Task objective =>
Would you write out the entries below, every one of them, exactly?

Data items =>
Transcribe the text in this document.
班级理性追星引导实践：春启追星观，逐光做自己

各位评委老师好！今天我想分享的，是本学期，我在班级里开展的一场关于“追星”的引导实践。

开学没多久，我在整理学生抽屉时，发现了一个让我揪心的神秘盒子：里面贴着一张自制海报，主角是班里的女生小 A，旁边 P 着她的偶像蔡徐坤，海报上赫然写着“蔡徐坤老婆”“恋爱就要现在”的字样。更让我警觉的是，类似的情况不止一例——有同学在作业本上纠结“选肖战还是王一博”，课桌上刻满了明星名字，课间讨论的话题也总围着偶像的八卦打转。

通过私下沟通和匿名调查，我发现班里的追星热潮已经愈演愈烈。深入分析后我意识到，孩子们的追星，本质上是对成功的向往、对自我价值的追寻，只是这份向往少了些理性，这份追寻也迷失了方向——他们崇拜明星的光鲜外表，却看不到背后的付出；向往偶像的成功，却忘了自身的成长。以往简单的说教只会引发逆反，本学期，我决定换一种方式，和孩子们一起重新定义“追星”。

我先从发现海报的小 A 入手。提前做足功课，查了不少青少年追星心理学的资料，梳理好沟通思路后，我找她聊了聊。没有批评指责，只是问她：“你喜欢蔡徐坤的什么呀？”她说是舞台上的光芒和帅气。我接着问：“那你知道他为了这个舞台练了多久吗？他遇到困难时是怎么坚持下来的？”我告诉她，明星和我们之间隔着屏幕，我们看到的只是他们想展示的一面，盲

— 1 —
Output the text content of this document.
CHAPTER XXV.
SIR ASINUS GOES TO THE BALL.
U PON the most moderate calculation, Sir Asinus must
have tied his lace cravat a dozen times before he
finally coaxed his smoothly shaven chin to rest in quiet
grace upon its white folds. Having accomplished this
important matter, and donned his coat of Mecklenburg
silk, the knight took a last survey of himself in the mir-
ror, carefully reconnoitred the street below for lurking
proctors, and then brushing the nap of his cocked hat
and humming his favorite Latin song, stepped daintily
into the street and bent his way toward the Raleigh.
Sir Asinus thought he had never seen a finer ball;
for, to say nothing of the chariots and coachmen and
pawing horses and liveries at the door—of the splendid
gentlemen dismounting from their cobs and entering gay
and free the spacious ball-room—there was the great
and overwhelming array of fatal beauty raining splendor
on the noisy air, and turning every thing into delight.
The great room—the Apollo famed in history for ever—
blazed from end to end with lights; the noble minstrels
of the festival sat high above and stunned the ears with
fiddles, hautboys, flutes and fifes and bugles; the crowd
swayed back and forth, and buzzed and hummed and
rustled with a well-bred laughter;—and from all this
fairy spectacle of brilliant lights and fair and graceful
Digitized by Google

The solution =>
Transcribe the text in this document.
班级理性追星引导实践：春启追星观，逐光做自己

各位评委老师好！今天我想分享的，是本学期，我在班级里开展的一场关于“追星”的引导实践。

开学没多久，我在整理学生抽屉时，发现了一个让我揪心的神秘盒子：里面贴着一张自制海报，主角是班里的女生小 A，旁边 P 着她的偶像蔡徐坤，海报上赫然写着“蔡徐坤老婆”“恋爱就要现在”的字样。更让我警觉的是，类似的情况不止一例——有同学在作业本上纠结“选肖战还是王一博”，课桌上刻满了明星名字，课间讨论的话题也总围着偶像的八卦打转。

通过私下沟通和匿名调查，我发现班里的追星热潮已经愈演愈烈。深入分析后我意识到，孩子们的追星，本质上是对成功的向往、对自我价值的追寻，只是这份向往少了些理性，这份追寻也迷失了方向——他们崇拜明星的光鲜外表，却看不到背后的付出；向往偶像的成功，却忘了自身的成长。以往简单的说教只会引发逆反，本学期，我决定换一种方式，和孩子们一起重新定义“追星”。

我先从发现海报的小 A 入手。提前做足功课，查了不少青少年追星心理学的资料，梳理好沟通思路后，我找她聊了聊。没有批评指责，只是问她：“你喜欢蔡徐坤的什么呀？”她说是舞台上的光芒和帅气。我接着问：“那你知道他为了这个舞台练了多久吗？他遇到困难时是怎么坚持下来的？”我告诉她，明星和我们之间隔着屏幕，我们看到的只是他们想展示的一面，盲

— 1 —
Output the text content of this document.
CHAPTER XXV.
SIR ASINUS GOES TO THE BALL.
U PON the most moderate calculation, Sir Asinus must
have tied his lace cravat a dozen times before he
finally coaxed his smoothly shaven chin to rest in quiet
grace upon its white folds. Having accomplished this
important matter, and donned his coat of Mecklenburg
silk, the knight took a last survey of himself in the mir-
ror, carefully reconnoitred the street below for lurking
proctors, and then brushing the nap of his cocked hat
and humming his favorite Latin song, stepped daintily
into the street and bent his way toward the Raleigh.
Sir Asinus thought he had never seen a finer ball;
for, to say nothing of the chariots and coachmen and
pawing horses and liveries at the door—of the splendid
gentlemen dismounting from their cobs and entering gay
and free the spacious ball-room—there was the great
and overwhelming array of fatal beauty raining splendor
on the noisy air, and turning every thing into delight.
The great room—the Apollo famed in history for ever—
blazed from end to end with lights; the noble minstrels
of the festival sat high above and stunned the ears with
fiddles, hautboys, flutes and fifes and bugles; the crowd
swayed back and forth, and buzzed and hummed and
rustled with a well-bred laughter;—and from all this
fairy spectacle of brilliant lights and fair and graceful
Digitized by Google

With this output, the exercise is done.